▶ **Data records**:
▬▬▬
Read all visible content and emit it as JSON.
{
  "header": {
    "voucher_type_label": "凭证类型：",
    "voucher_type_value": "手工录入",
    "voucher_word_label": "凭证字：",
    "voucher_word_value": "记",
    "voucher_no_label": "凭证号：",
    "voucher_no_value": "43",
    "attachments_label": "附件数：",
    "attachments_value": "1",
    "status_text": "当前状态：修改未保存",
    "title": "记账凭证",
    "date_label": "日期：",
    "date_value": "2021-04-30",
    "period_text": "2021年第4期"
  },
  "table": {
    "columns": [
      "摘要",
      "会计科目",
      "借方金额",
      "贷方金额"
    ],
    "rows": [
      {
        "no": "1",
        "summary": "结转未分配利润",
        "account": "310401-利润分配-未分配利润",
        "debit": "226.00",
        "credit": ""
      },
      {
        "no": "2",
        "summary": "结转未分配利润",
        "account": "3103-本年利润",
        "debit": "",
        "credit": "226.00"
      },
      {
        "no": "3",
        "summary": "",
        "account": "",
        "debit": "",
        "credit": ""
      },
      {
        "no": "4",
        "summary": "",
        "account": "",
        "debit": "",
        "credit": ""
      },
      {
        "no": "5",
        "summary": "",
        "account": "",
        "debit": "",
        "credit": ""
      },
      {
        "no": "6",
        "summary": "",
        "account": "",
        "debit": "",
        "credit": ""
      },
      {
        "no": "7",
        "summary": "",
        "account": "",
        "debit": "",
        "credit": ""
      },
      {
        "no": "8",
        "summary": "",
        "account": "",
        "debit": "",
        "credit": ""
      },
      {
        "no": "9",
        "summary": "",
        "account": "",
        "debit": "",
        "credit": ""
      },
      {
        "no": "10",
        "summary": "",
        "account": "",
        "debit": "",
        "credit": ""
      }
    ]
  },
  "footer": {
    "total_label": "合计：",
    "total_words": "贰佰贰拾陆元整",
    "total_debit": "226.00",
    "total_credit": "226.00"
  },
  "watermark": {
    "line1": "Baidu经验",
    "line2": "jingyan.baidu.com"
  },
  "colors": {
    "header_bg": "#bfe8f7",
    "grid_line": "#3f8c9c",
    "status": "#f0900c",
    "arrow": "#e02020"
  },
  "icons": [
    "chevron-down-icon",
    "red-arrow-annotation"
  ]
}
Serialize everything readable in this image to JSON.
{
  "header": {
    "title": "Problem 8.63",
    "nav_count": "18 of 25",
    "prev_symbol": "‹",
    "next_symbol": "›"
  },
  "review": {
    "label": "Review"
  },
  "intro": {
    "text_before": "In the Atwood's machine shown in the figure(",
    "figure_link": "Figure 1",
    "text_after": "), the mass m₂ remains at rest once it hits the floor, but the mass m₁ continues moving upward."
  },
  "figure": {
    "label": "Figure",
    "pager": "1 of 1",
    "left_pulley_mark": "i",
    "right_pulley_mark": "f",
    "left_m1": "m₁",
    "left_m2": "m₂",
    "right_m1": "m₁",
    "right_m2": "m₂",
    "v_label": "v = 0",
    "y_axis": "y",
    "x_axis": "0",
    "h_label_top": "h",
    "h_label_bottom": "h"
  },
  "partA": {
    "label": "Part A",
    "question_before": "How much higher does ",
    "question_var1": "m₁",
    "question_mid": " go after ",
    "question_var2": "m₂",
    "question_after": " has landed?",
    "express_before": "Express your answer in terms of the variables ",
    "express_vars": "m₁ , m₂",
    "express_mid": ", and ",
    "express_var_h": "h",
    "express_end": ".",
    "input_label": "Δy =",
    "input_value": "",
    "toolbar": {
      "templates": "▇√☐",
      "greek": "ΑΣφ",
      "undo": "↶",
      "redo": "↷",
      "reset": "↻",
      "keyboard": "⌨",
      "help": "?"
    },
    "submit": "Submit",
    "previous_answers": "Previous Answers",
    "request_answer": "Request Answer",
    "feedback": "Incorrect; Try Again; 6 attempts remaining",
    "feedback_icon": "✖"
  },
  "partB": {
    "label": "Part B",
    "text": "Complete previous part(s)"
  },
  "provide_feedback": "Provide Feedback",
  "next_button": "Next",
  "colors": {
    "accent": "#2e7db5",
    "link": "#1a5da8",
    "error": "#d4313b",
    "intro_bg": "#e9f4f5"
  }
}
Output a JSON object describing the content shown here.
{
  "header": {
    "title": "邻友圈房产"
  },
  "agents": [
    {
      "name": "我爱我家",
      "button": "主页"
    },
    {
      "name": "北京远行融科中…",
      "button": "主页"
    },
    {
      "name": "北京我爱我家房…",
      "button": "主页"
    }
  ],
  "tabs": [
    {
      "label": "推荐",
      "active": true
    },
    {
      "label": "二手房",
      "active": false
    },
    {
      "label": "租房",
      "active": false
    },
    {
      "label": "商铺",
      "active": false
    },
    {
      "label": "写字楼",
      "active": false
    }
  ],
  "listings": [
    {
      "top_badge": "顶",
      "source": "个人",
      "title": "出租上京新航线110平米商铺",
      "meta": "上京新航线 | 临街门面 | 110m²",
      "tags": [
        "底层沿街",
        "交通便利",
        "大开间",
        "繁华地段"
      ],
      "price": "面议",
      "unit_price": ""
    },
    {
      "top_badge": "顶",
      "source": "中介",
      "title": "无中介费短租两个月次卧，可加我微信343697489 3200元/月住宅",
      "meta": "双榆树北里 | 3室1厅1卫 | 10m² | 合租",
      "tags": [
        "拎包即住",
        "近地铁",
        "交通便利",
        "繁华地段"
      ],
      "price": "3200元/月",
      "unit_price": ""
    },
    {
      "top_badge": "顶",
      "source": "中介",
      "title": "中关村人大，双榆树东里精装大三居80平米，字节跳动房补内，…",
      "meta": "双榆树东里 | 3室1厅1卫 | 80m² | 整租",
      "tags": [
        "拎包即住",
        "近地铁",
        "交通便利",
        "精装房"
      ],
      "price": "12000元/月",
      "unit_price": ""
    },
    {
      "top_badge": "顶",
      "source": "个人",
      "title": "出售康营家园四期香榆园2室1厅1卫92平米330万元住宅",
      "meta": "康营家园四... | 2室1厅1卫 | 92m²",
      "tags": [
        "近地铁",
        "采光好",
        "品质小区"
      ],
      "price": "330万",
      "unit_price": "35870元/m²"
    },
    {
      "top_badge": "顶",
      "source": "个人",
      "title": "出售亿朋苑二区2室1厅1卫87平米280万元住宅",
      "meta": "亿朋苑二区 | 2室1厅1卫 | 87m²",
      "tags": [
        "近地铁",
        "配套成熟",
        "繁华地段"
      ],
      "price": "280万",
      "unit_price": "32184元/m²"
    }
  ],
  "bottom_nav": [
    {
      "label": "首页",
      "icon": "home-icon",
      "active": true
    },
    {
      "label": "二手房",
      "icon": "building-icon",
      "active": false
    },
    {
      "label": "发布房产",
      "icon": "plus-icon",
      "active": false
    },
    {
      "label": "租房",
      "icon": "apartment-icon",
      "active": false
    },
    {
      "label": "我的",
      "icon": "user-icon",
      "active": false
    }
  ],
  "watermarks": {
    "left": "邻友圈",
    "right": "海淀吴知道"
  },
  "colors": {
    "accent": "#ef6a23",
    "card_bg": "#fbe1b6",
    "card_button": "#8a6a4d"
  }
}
▬▬▬
▶ **Task directions**: From the records above, extract everything verbatim.

▶ **Result below**:
Read all visible content and emit it as JSON.
{
  "header": {
    "voucher_type_label": "凭证类型：",
    "voucher_type_value": "手工录入",
    "voucher_word_label": "凭证字：",
    "voucher_word_value": "记",
    "voucher_no_label": "凭证号：",
    "voucher_no_value": "43",
    "attachments_label": "附件数：",
    "attachments_value": "1",
    "status_text": "当前状态：修改未保存",
    "title": "记账凭证",
    "date_label": "日期：",
    "date_value": "2021-04-30",
    "period_text": "2021年第4期"
  },
  "table": {
    "columns": [
      "摘要",
      "会计科目",
      "借方金额",
      "贷方金额"
    ],
    "rows": [
      {
        "no": "1",
        "summary": "结转未分配利润",
        "account": "310401-利润分配-未分配利润",
        "debit": "226.00",
        "credit": ""
      },
      {
        "no": "2",
        "summary": "结转未分配利润",
        "account": "3103-本年利润",
        "debit": "",
        "credit": "226.00"
      },
      {
        "no": "3",
        "summary": "",
        "account": "",
        "debit": "",
        "credit": ""
      },
      {
        "no": "4",
        "summary": "",
        "account": "",
        "debit": "",
        "credit": ""
      },
      {
        "no": "5",
        "summary": "",
        "account": "",
        "debit": "",
        "credit": ""
      },
      {
        "no": "6",
        "summary": "",
        "account": "",
        "debit": "",
        "credit": ""
      },
      {
        "no": "7",
        "summary": "",
        "account": "",
        "debit": "",
        "credit": ""
      },
      {
        "no": "8",
        "summary": "",
        "account": "",
        "debit": "",
        "credit": ""
      },
      {
        "no": "9",
        "summary": "",
        "account": "",
        "debit": "",
        "credit": ""
      },
      {
        "no": "10",
        "summary": "",
        "account": "",
        "debit": "",
        "credit": ""
      }
    ]
  },
  "footer": {
    "total_label": "合计：",
    "total_words": "贰佰贰拾陆元整",
    "total_debit": "226.00",
    "total_credit": "226.00"
  },
  "watermark": {
    "line1": "Baidu经验",
    "line2": "jingyan.baidu.com"
  },
  "colors": {
    "header_bg": "#bfe8f7",
    "grid_line": "#3f8c9c",
    "status": "#f0900c",
    "arrow": "#e02020"
  },
  "icons": [
    "chevron-down-icon",
    "red-arrow-annotation"
  ]
}
Serialize everything readable in this image to JSON.
{
  "header": {
    "title": "Problem 8.63",
    "nav_count": "18 of 25",
    "prev_symbol": "‹",
    "next_symbol": "›"
  },
  "review": {
    "label": "Review"
  },
  "intro": {
    "text_before": "In the Atwood's machine shown in the figure(",
    "figure_link": "Figure 1",
    "text_after": "), the mass m₂ remains at rest once it hits the floor, but the mass m₁ continues moving upward."
  },
  "figure": {
    "label": "Figure",
    "pager": "1 of 1",
    "left_pulley_mark": "i",
    "right_pulley_mark": "f",
    "left_m1": "m₁",
    "left_m2": "m₂",
    "right_m1": "m₁",
    "right_m2": "m₂",
    "v_label": "v = 0",
    "y_axis": "y",
    "x_axis": "0",
    "h_label_top": "h",
    "h_label_bottom": "h"
  },
  "partA": {
    "label": "Part A",
    "question_before": "How much higher does ",
    "question_var1": "m₁",
    "question_mid": " go after ",
    "question_var2": "m₂",
    "question_after": " has landed?",
    "express_before": "Express your answer in terms of the variables ",
    "express_vars": "m₁ , m₂",
    "express_mid": ", and ",
    "express_var_h": "h",
    "express_end": ".",
    "input_label": "Δy =",
    "input_value": "",
    "toolbar": {
      "templates": "▇√☐",
      "greek": "ΑΣφ",
      "undo": "↶",
      "redo": "↷",
      "reset": "↻",
      "keyboard": "⌨",
      "help": "?"
    },
    "submit": "Submit",
    "previous_answers": "Previous Answers",
    "request_answer": "Request Answer",
    "feedback": "Incorrect; Try Again; 6 attempts remaining",
    "feedback_icon": "✖"
  },
  "partB": {
    "label": "Part B",
    "text": "Complete previous part(s)"
  },
  "provide_feedback": "Provide Feedback",
  "next_button": "Next",
  "colors": {
    "accent": "#2e7db5",
    "link": "#1a5da8",
    "error": "#d4313b",
    "intro_bg": "#e9f4f5"
  }
}
Output a JSON object describing the content shown here.
{
  "header": {
    "title": "邻友圈房产"
  },
  "agents": [
    {
      "name": "我爱我家",
      "button": "主页"
    },
    {
      "name": "北京远行融科中…",
      "button": "主页"
    },
    {
      "name": "北京我爱我家房…",
      "button": "主页"
    }
  ],
  "tabs": [
    {
      "label": "推荐",
      "active": true
    },
    {
      "label": "二手房",
      "active": false
    },
    {
      "label": "租房",
      "active": false
    },
    {
      "label": "商铺",
      "active": false
    },
    {
      "label": "写字楼",
      "active": false
    }
  ],
  "listings": [
    {
      "top_badge": "顶",
      "source": "个人",
      "title": "出租上京新航线110平米商铺",
      "meta": "上京新航线 | 临街门面 | 110m²",
      "tags": [
        "底层沿街",
        "交通便利",
        "大开间",
        "繁华地段"
      ],
      "price": "面议",
      "unit_price": ""
    },
    {
      "top_badge": "顶",
      "source": "中介",
      "title": "无中介费短租两个月次卧，可加我微信343697489 3200元/月住宅",
      "meta": "双榆树北里 | 3室1厅1卫 | 10m² | 合租",
      "tags": [
        "拎包即住",
        "近地铁",
        "交通便利",
        "繁华地段"
      ],
      "price": "3200元/月",
      "unit_price": ""
    },
    {
      "top_badge": "顶",
      "source": "中介",
      "title": "中关村人大，双榆树东里精装大三居80平米，字节跳动房补内，…",
      "meta": "双榆树东里 | 3室1厅1卫 | 80m² | 整租",
      "tags": [
        "拎包即住",
        "近地铁",
        "交通便利",
        "精装房"
      ],
      "price": "12000元/月",
      "unit_price": ""
    },
    {
      "top_badge": "顶",
      "source": "个人",
      "title": "出售康营家园四期香榆园2室1厅1卫92平米330万元住宅",
      "meta": "康营家园四... | 2室1厅1卫 | 92m²",
      "tags": [
        "近地铁",
        "采光好",
        "品质小区"
      ],
      "price": "330万",
      "unit_price": "35870元/m²"
    },
    {
      "top_badge": "顶",
      "source": "个人",
      "title": "出售亿朋苑二区2室1厅1卫87平米280万元住宅",
      "meta": "亿朋苑二区 | 2室1厅1卫 | 87m²",
      "tags": [
        "近地铁",
        "配套成熟",
        "繁华地段"
      ],
      "price": "280万",
      "unit_price": "32184元/m²"
    }
  ],
  "bottom_nav": [
    {
      "label": "首页",
      "icon": "home-icon",
      "active": true
    },
    {
      "label": "二手房",
      "icon": "building-icon",
      "active": false
    },
    {
      "label": "发布房产",
      "icon": "plus-icon",
      "active": false
    },
    {
      "label": "租房",
      "icon": "apartment-icon",
      "active": false
    },
    {
      "label": "我的",
      "icon": "user-icon",
      "active": false
    }
  ],
  "watermarks": {
    "left": "邻友圈",
    "right": "海淀吴知道"
  },
  "colors": {
    "accent": "#ef6a23",
    "card_bg": "#fbe1b6",
    "card_button": "#8a6a4d"
  }
}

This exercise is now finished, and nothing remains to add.